● **Record list**
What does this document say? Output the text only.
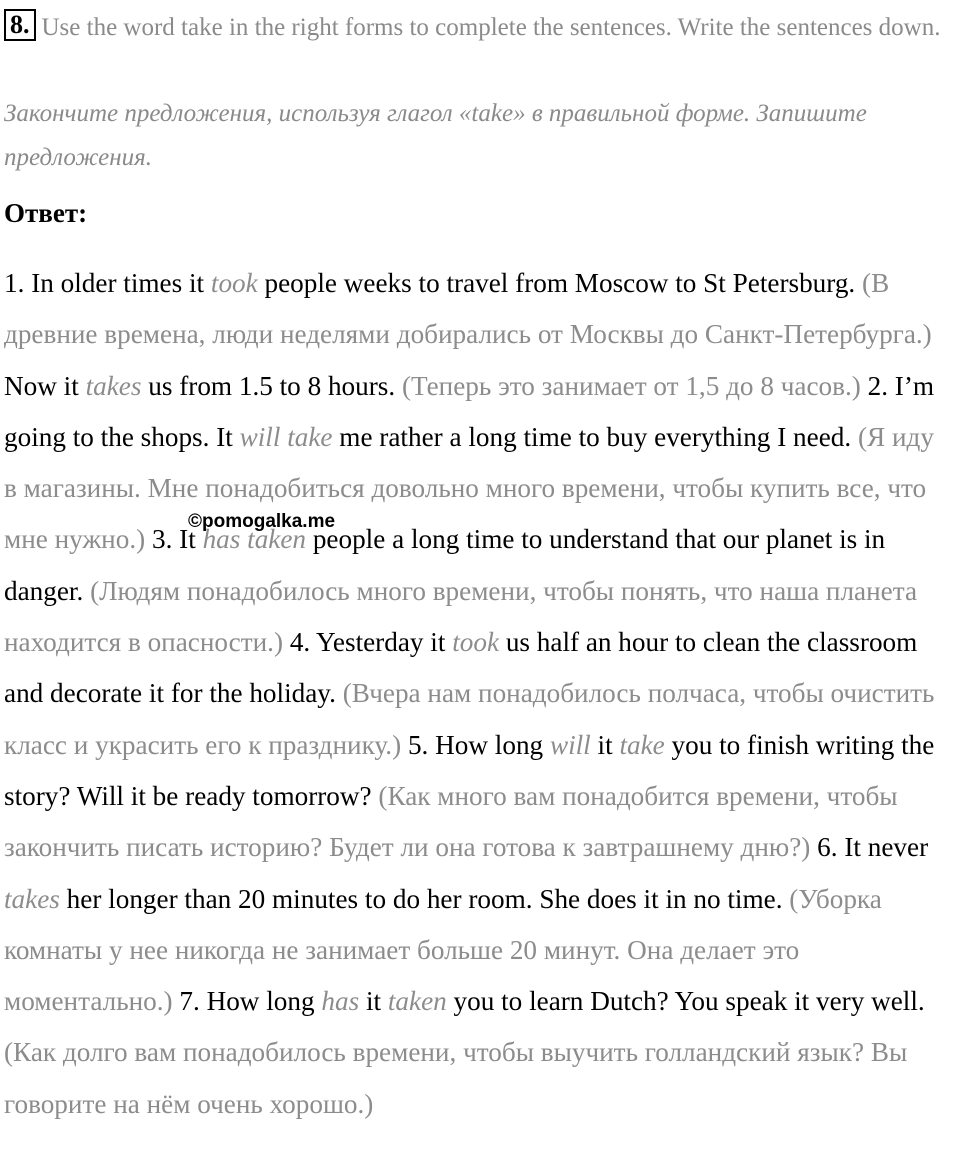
8. Use the word take in the right forms to complete the sentences. Write the sentences down.
Закончите предложения, используя глагол «take» в правильной форме. Запишите предложения.
Ответ:
1. In older times it took people weeks to travel from Moscow to St Petersburg. (В древние времена, люди неделями добирались от Москвы до Санкт-Петербурга.) Now it takes us from 1.5 to 8 hours. (Теперь это занимает от 1,5 до 8 часов.) 2. I’m going to the shops. It will take me rather a long time to buy everything I need. (Я иду в магазины. Мне понадобиться довольно много времени, чтобы купить все, что мне нужно.) 3. It has taken people a long time to understand that our planet is in danger. (Людям понадобилось много времени, чтобы понять, что наша планета находится в опасности.) 4. Yesterday it took us half an hour to clean the classroom and decorate it for the holiday. (Вчера нам понадобилось полчаса, чтобы очистить класс и украсить его к празднику.) 5. How long will it take you to finish writing the story? Will it be ready tomorrow? (Как много вам понадобится времени, чтобы закончить писать историю? Будет ли она готова к завтрашнему дню?) 6. It never takes her longer than 20 minutes to do her room. She does it in no time. (Уборка комнаты у нее никогда не занимает больше 20 минут. Она делает это моментально.) 7. How long has it taken you to learn Dutch? You speak it very well. (Как долго вам понадобилось времени, чтобы выучить голландский язык? Вы говорите на нём очень хорошо.)
©pomogalka.me
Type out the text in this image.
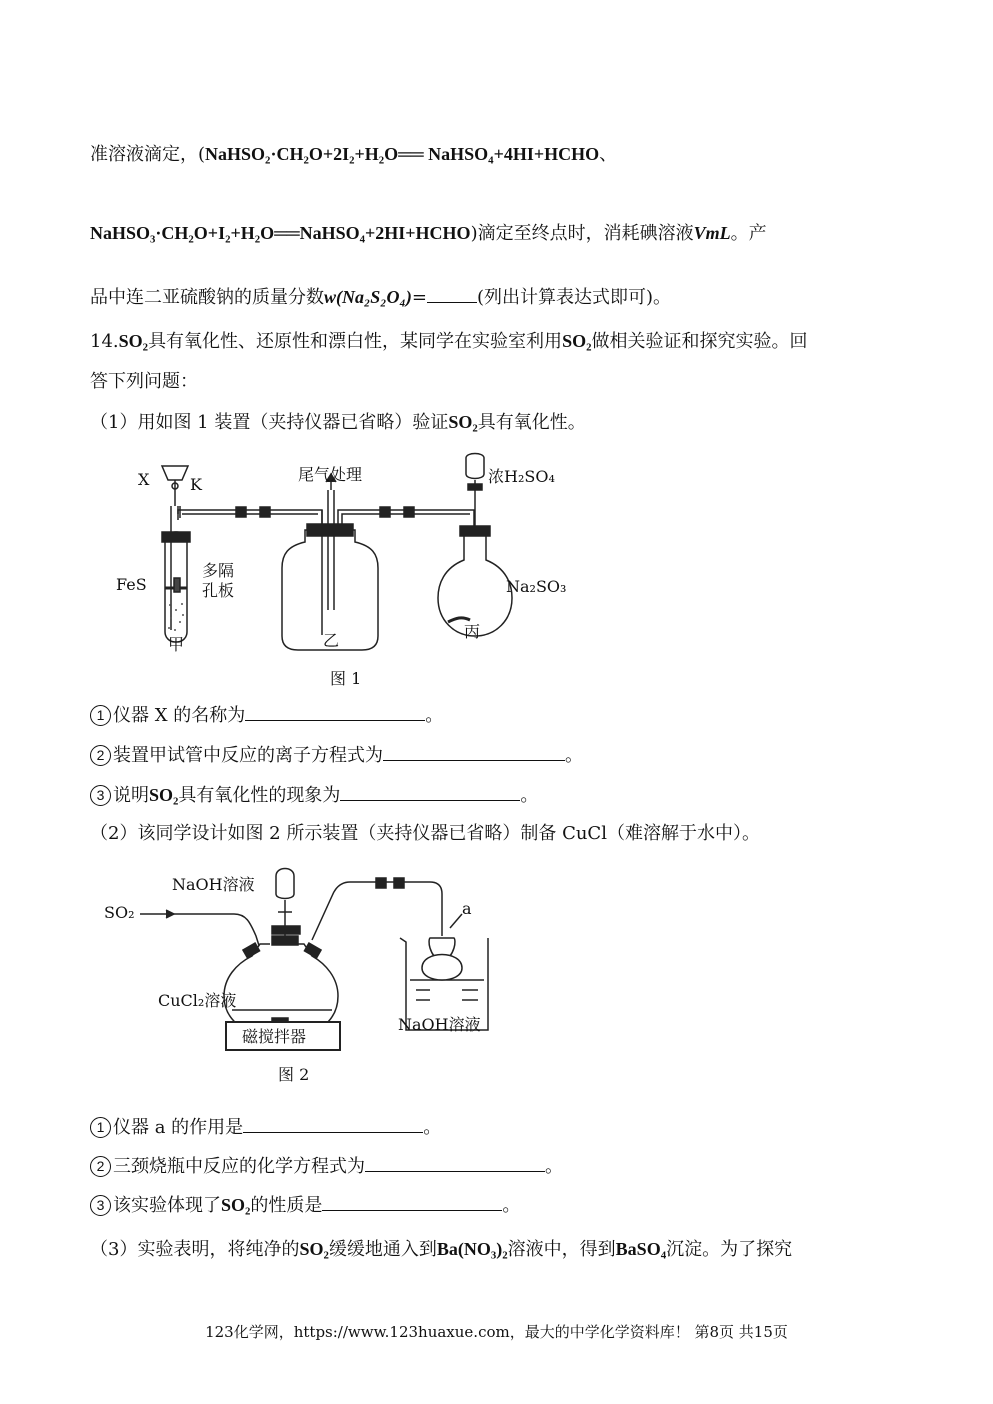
准溶液滴定，(NaHSO₂·CH₂O+2I₂+H₂O══ NaHSO₄+4HI+HCHO、
NaHSO₃·CH₂O+I₂+H₂O══NaHSO₄+2HI+HCHO)滴定至终点时，消耗碘溶液VmL。产
品中连二亚硫酸钠的质量分数w(Na₂S₂O₄)=	(列出计算表达式即可)。
14.SO₂具有氧化性、还原性和漂白性，某同学在实验室利用SO₂做相关验证和探究实验。回
答下列问题：
（1）用如图 1 装置（夹持仪器已省略）验证SO₂具有氧化性。
X	K
FeS
多隔
孔板
甲
尾气处理
乙
浓H₂SO₄
Na₂SO₃
丙
图 1
1 仪器 X 的名称为	。
2 装置甲试管中反应的离子方程式为	。
3 说明SO₂具有氧化性的现象为	。
（2）该同学设计如图 2 所示装置（夹持仪器已省略）制备 CuCl（难溶解于水中）。
NaOH溶液
SO₂
CuCl₂溶液
磁搅拌器
a
NaOH溶液
图 2
1 仪器 a 的作用是	。
2 三颈烧瓶中反应的化学方程式为	。
3 该实验体现了SO₂的性质是	。
（3）实验表明，将纯净的SO₂缓缓地通入到Ba(NO₃)₂溶液中，得到BaSO₄沉淀。为了探究
123化学网，https://www.123huaxue.com，最大的中学化学资料库！ 第8页 共15页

● **Task statement**
Quote the records in full and exactly; skip any image.

● **Task answer**
What does this document say? Output the text only.
8. Use the word take in the right forms to complete the sentences. Write the sentences down.
Закончите предложения, используя глагол «take» в правильной форме. Запишите предложения.
Ответ:
1. In older times it took people weeks to travel from Moscow to St Petersburg. (В древние времена, люди неделями добирались от Москвы до Санкт-Петербурга.) Now it takes us from 1.5 to 8 hours. (Теперь это занимает от 1,5 до 8 часов.) 2. I’m going to the shops. It will take me rather a long time to buy everything I need. (Я иду в магазины. Мне понадобиться довольно много времени, чтобы купить все, что мне нужно.) 3. It has taken people a long time to understand that our planet is in danger. (Людям понадобилось много времени, чтобы понять, что наша планета находится в опасности.) 4. Yesterday it took us half an hour to clean the classroom and decorate it for the holiday. (Вчера нам понадобилось полчаса, чтобы очистить класс и украсить его к празднику.) 5. How long will it take you to finish writing the story? Will it be ready tomorrow? (Как много вам понадобится времени, чтобы закончить писать историю? Будет ли она готова к завтрашнему дню?) 6. It never takes her longer than 20 minutes to do her room. She does it in no time. (Уборка комнаты у нее никогда не занимает больше 20 минут. Она делает это моментально.) 7. How long has it taken you to learn Dutch? You speak it very well. (Как долго вам понадобилось времени, чтобы выучить голландский язык? Вы говорите на нём очень хорошо.)
©pomogalka.me
Type out the text in this image.
准溶液滴定，(NaHSO₂·CH₂O+2I₂+H₂O══ NaHSO₄+4HI+HCHO、
NaHSO₃·CH₂O+I₂+H₂O══NaHSO₄+2HI+HCHO)滴定至终点时，消耗碘溶液VmL。产
品中连二亚硫酸钠的质量分数w(Na₂S₂O₄)=	(列出计算表达式即可)。
14.SO₂具有氧化性、还原性和漂白性，某同学在实验室利用SO₂做相关验证和探究实验。回
答下列问题：
（1）用如图 1 装置（夹持仪器已省略）验证SO₂具有氧化性。
X	K
FeS
多隔
孔板
甲
尾气处理
乙
浓H₂SO₄
Na₂SO₃
丙
图 1
1 仪器 X 的名称为	。
2 装置甲试管中反应的离子方程式为	。
3 说明SO₂具有氧化性的现象为	。
（2）该同学设计如图 2 所示装置（夹持仪器已省略）制备 CuCl（难溶解于水中）。
NaOH溶液
SO₂
CuCl₂溶液
磁搅拌器
a
NaOH溶液
图 2
1 仪器 a 的作用是	。
2 三颈烧瓶中反应的化学方程式为	。
3 该实验体现了SO₂的性质是	。
（3）实验表明，将纯净的SO₂缓缓地通入到Ba(NO₃)₂溶液中，得到BaSO₄沉淀。为了探究
123化学网，https://www.123huaxue.com，最大的中学化学资料库！ 第8页 共15页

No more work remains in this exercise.